>> START
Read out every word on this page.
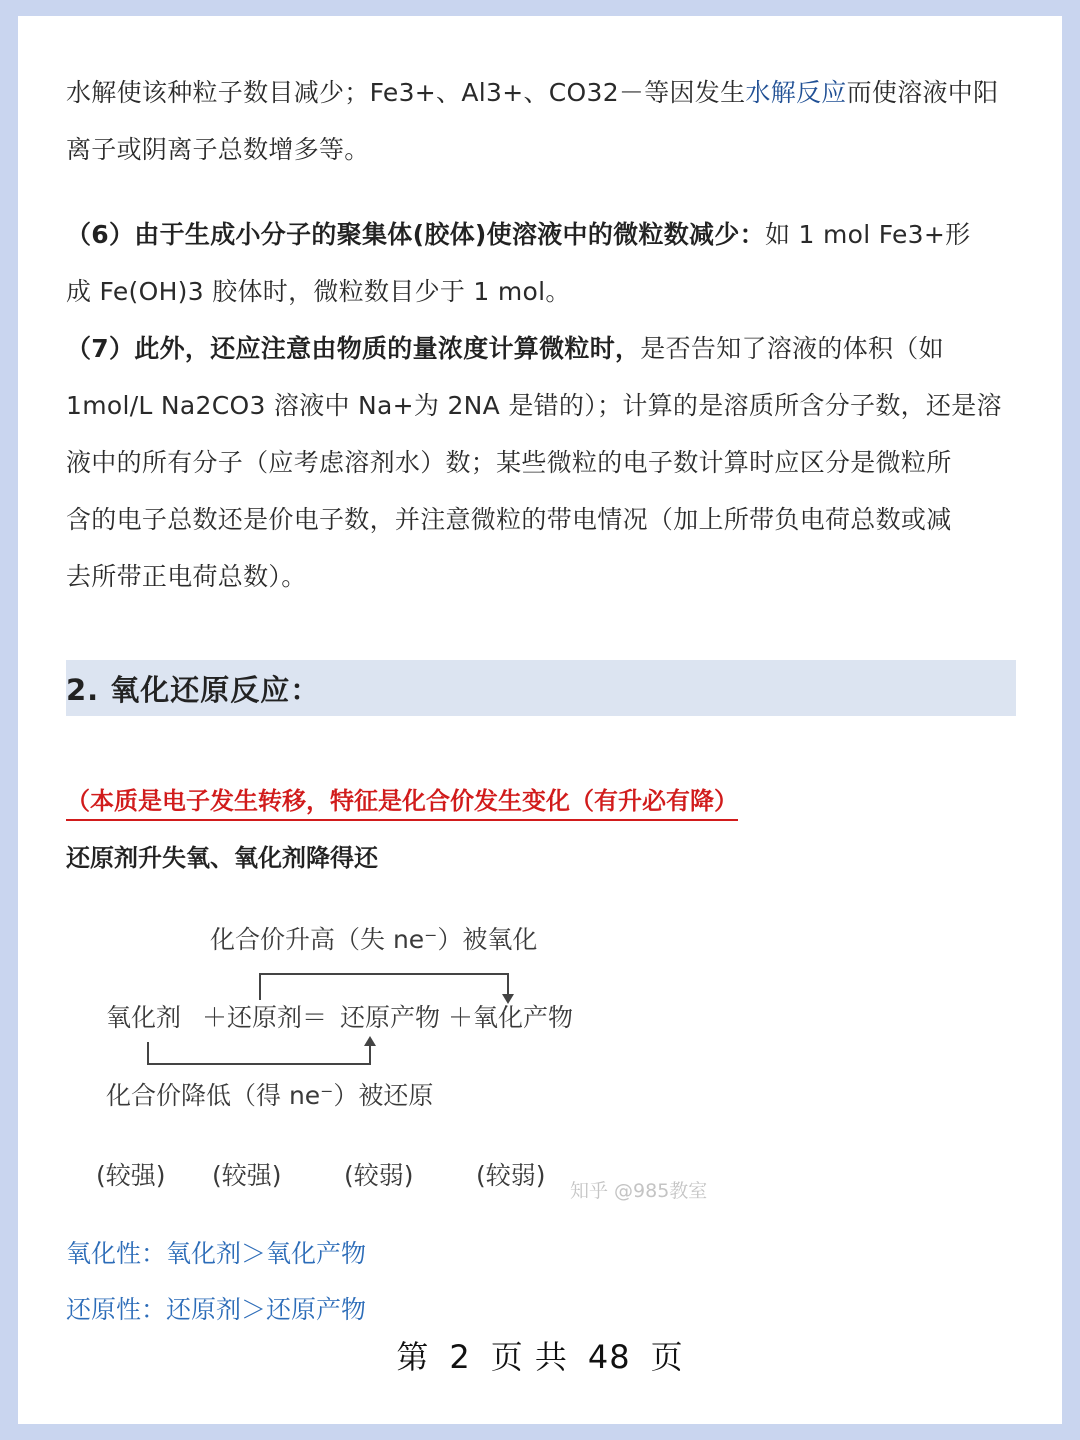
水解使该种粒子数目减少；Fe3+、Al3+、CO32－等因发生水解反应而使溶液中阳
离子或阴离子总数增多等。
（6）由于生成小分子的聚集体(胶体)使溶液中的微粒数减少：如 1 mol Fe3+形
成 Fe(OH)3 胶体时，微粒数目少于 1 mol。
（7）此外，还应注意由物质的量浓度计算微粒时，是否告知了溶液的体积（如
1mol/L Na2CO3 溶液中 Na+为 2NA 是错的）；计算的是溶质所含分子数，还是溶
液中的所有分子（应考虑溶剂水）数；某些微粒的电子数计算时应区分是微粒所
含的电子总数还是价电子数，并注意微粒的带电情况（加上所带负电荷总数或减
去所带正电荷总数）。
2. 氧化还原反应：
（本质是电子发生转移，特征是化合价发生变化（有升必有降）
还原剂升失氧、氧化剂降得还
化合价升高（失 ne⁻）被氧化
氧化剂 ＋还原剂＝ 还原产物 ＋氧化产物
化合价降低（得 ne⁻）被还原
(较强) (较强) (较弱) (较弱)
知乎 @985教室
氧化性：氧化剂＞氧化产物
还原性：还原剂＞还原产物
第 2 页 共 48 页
>> END
>> START
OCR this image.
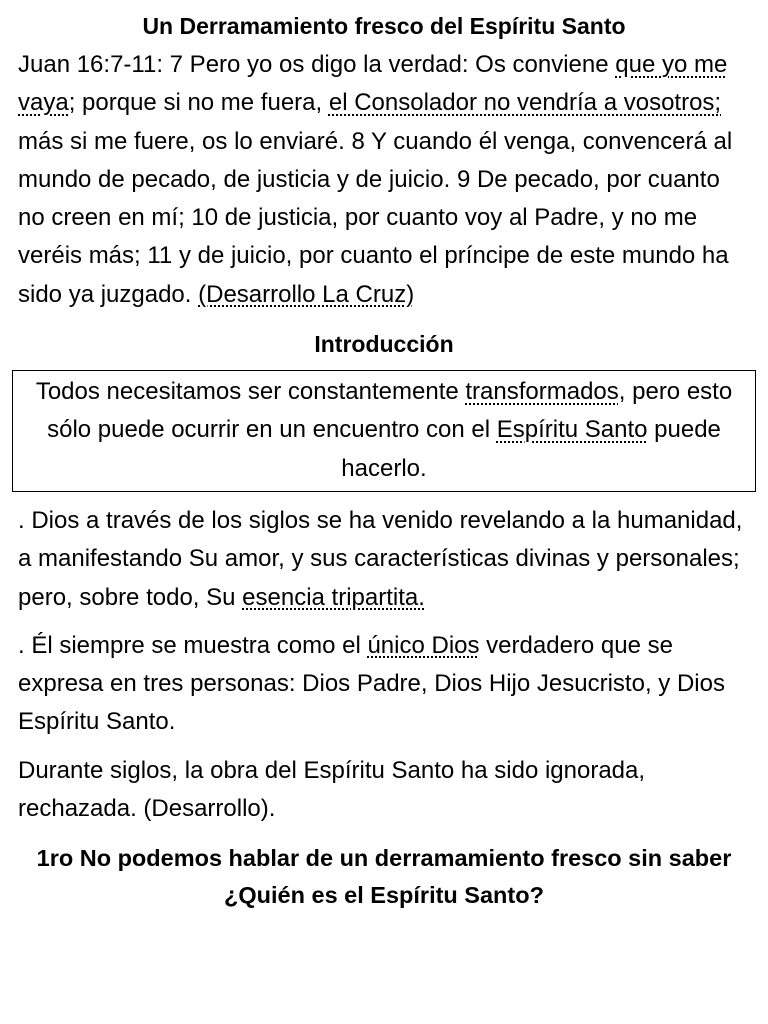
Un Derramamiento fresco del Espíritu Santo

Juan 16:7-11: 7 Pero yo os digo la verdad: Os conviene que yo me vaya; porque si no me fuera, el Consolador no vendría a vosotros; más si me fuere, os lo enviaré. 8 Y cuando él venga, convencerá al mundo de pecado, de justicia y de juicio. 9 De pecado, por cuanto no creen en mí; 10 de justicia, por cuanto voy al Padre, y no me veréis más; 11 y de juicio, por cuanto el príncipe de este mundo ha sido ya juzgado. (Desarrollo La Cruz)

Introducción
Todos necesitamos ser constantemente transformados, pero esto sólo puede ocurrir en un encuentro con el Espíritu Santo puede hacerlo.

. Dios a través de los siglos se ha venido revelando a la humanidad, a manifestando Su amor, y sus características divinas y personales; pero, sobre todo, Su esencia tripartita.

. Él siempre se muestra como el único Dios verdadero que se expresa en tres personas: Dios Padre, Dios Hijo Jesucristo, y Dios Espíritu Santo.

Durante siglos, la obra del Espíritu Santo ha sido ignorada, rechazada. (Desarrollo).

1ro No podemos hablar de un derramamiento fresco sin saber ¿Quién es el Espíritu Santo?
>> END
- [TASK TO COMPLETE]:
Scan the listing above. Collect all lines with the word "Dios".

- [ANSWER TO THE TASK]:
. Dios a través de los siglos se ha venido revelando a la humanidad, a manifestando Su amor, y sus características divinas y personales; pero, sobre todo, Su esencia tripartita.
. Él siempre se muestra como el único Dios verdadero que se expresa en tres personas: Dios Padre, Dios Hijo Jesucristo, y Dios Espíritu Santo.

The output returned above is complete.